*LIST OF TASKS*.
[A] In the source excerpt on Doom blockmaps, which Thing id keeps the map from playing in vanilla?
[B] Show every row that contains the string "Core".

** Start of SOURCE EXCERPT **

I'm pretty sure that's been the standard since Boom.

MBF, actually, although BOOM 2.02 may have also added its own independent blockmap extension code (I'm just not familiar enough with 2.02, I think I remember seeing something about it in there).

MBF would rebuild the blockmap however only if it was out-of-whack in terms of size - in particular, if it was 0 bytes or if it was larger than 64 KB. Wads like this one are exactly why Lee coded it that way - blockmaps larger than 64K will have wrapping indices.

Anyway, the extended verification code which is in prboom-plus actually comes from Eternity, and is code that I wrote. I verify the full offset table and walk all the blocklists for invalid linedef #'s or unterminated lists.

This extended verification became necessary after it was found that there are a rash of wad files uploaded to /idgames which have mysteriously corrupt blockmaps, containing a few 0xFE's where they ought to have 0xFF for block terminators. This will cause any port still using only MBF-style blockmap extension to try to access the lines[] array at index 65534, leading to an access violation.

Vanilla DOOM would have accessed lines[] at a very negative offset instead, and never seems to suffer any negative consequences from the access - even when the index is outrageous.

natt said:

What it does is a bunch of sanity checks on the blockmap, and if any of those fail, it's rebuilt from scratch.

Does it break demo compatibility? If so, how should I record demos for such "broken" maps?

Yes, it would break demo compatibility. If you want to record demos for such a map you will need a source port that fixes these issues both for recording and playback.

wesleyjohnson said:

Got DoomLegacy to play Europe.wad last year.
The Europe.wad blockmap overruns its index numbers 3 times, so your solution is going to fail. That was the first thing I tried too, and it looked good for a while.

Hmm. I did walk through the map a bit (mostly start area, big open area, tube station, and final city) and had no problems with collision detection (although there were some pickup problems in the big open area).

Don't forget that since I'm running in a managed environment, if a rogue/clipped blockmap offset takes me anywhere else than a valid blockchain, it crashes very soon with an overflow, so that hack worked fine at least for those areas. That's both Mochadoom's blessing and curse. But the map is pretty big, and I didn't really try it block-by-block, so it might very well break in some other area. What surprised me was that vanilla-format savegames still worked with that map (although they grew nearly 850KB in size).

From what everybody says however, it seems the sanest thing to do is rebuild the blockmap myself. Well, gonna borrow some Boom code for that, and internally I was already using a wider pointer table for blockmap links anyway (ints) ;-)

It's surprising that map even worked....and even more surprising that it's still classed as a doom2 (non-limit removing) map: first of all it won't play in vanilla due to an unknown object (Thing id 32000, 3D mode start point), and then come all the broken blockmap problems. That should be Boom-only.

Quasar said:

MBF would rebuild the blockmap however only if it was out-of-whack in terms of size - in particular, if it was 0 bytes or if it was larger than 64 KB. Wads like this one are exactly why Lee coded it that way - blockmaps larger than 64K will have wrapping indices.

Just a bit anal about semantics here -you mean "64K shorts" right? Or 128 good old KBytes. What wesleyjohnson said -assuming that indices that wrap around, perhaps multiple times, are always sequential is also too strong of an assumption to make, especially if the blockmap has been generated with compression on or manually tweaked.

** End of SOURCE EXCERPT **
** Start of DATA SHOWN **

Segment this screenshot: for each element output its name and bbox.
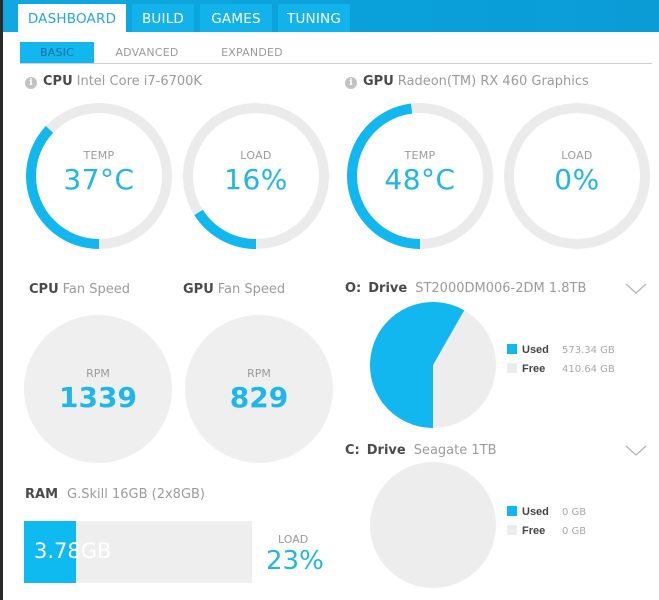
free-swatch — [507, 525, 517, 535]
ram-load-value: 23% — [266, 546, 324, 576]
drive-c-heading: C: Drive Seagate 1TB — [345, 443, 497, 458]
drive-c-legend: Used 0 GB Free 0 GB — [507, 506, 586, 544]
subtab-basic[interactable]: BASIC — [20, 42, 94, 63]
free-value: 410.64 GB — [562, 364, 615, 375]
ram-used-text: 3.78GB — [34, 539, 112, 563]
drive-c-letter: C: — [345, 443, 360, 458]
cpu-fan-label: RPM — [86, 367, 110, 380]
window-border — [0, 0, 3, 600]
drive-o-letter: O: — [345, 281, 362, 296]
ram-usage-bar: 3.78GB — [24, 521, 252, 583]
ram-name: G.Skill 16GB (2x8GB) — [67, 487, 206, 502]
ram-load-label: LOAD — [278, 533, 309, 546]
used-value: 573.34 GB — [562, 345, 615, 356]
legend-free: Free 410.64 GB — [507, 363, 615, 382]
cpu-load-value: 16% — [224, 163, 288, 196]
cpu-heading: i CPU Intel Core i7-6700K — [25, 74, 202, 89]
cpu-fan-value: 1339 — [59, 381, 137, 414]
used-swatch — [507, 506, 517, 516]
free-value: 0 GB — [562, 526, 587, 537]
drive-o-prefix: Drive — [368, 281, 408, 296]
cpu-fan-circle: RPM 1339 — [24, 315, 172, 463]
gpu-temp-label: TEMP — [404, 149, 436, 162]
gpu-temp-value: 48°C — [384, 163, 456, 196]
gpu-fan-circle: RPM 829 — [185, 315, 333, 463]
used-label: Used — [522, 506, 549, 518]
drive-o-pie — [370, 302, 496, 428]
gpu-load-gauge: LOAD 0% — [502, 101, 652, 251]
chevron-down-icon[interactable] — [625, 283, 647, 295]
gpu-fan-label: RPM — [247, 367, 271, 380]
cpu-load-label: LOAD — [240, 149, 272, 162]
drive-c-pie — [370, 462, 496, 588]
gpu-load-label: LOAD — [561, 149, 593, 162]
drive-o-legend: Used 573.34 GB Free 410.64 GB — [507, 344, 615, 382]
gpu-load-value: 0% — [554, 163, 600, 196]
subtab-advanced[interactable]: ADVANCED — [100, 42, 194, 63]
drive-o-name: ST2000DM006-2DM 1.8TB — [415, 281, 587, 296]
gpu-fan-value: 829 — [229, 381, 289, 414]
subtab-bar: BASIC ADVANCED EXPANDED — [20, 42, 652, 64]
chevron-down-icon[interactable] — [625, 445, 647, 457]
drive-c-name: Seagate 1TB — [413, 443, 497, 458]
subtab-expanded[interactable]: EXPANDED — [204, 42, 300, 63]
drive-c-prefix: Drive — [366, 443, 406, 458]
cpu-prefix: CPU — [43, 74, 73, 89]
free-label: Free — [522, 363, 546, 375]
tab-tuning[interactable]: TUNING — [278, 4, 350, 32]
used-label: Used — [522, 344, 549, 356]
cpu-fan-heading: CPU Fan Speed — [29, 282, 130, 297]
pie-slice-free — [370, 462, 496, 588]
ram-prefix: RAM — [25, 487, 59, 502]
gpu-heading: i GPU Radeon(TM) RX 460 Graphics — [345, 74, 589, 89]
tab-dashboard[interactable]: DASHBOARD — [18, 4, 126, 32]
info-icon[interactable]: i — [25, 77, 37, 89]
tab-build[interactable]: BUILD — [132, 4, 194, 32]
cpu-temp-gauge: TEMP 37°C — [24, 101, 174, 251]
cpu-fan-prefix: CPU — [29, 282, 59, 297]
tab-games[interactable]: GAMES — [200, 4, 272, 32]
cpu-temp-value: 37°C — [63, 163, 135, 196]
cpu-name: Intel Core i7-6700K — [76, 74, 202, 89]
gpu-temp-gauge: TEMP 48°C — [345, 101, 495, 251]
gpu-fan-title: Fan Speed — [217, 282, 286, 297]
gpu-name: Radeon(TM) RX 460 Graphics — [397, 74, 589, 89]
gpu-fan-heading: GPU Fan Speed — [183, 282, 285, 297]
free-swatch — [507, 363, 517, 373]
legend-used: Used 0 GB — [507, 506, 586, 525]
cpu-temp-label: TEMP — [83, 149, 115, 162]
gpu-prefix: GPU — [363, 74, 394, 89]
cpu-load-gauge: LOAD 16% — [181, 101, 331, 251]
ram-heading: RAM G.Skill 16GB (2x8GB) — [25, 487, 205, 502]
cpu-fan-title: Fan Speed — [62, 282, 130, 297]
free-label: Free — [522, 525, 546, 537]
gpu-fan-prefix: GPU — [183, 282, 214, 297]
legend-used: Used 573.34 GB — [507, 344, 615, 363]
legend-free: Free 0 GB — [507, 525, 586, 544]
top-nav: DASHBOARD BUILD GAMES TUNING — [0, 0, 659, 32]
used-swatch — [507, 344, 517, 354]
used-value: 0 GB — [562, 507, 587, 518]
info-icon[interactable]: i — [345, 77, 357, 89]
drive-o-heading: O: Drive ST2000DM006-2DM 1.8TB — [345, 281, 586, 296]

** End of DATA SHOWN **

*ANSWERS GIVEN*.
[A] Thing id 32000, the 3D mode start point.

[B]
cpu-heading: i CPU Intel Core i7-6700K — [25, 74, 202, 89]
cpu-name: Intel Core i7-6700K — [76, 74, 202, 89]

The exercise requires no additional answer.